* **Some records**
[BEGIN]
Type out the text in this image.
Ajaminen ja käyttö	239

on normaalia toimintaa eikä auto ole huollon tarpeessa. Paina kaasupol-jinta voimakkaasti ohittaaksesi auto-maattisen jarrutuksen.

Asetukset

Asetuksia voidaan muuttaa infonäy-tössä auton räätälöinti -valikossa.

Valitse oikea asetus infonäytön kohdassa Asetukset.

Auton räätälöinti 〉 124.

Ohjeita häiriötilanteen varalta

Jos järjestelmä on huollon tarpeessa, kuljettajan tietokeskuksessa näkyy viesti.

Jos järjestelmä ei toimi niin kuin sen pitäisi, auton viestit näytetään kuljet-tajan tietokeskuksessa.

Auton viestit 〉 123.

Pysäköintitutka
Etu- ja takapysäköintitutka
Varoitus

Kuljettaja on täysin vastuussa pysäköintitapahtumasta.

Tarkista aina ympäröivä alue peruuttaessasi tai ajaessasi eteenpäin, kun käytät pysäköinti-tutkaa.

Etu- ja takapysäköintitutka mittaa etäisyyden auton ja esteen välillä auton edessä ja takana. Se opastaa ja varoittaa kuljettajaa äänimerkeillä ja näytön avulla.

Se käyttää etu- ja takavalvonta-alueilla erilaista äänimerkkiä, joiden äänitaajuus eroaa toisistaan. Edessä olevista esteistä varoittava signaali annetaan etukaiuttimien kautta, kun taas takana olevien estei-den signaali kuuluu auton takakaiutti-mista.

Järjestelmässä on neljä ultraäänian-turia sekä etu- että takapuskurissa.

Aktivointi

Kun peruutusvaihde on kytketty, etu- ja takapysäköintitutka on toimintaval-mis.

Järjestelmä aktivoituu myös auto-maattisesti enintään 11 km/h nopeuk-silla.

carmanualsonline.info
[END]
* **The task**
Write out every entry word for word.

* **The reply**
Type out the text in this image.
Ajaminen ja käyttö	239

on normaalia toimintaa eikä auto ole huollon tarpeessa. Paina kaasupol-jinta voimakkaasti ohittaaksesi auto-maattisen jarrutuksen.

Asetukset

Asetuksia voidaan muuttaa infonäy-tössä auton räätälöinti -valikossa.

Valitse oikea asetus infonäytön kohdassa Asetukset.

Auton räätälöinti 〉 124.

Ohjeita häiriötilanteen varalta

Jos järjestelmä on huollon tarpeessa, kuljettajan tietokeskuksessa näkyy viesti.

Jos järjestelmä ei toimi niin kuin sen pitäisi, auton viestit näytetään kuljet-tajan tietokeskuksessa.

Auton viestit 〉 123.

Pysäköintitutka
Etu- ja takapysäköintitutka
Varoitus

Kuljettaja on täysin vastuussa pysäköintitapahtumasta.

Tarkista aina ympäröivä alue peruuttaessasi tai ajaessasi eteenpäin, kun käytät pysäköinti-tutkaa.

Etu- ja takapysäköintitutka mittaa etäisyyden auton ja esteen välillä auton edessä ja takana. Se opastaa ja varoittaa kuljettajaa äänimerkeillä ja näytön avulla.

Se käyttää etu- ja takavalvonta-alueilla erilaista äänimerkkiä, joiden äänitaajuus eroaa toisistaan. Edessä olevista esteistä varoittava signaali annetaan etukaiuttimien kautta, kun taas takana olevien estei-den signaali kuuluu auton takakaiutti-mista.

Järjestelmässä on neljä ultraäänian-turia sekä etu- että takapuskurissa.

Aktivointi

Kun peruutusvaihde on kytketty, etu- ja takapysäköintitutka on toimintaval-mis.

Järjestelmä aktivoituu myös auto-maattisesti enintään 11 km/h nopeuk-silla.

carmanualsonline.info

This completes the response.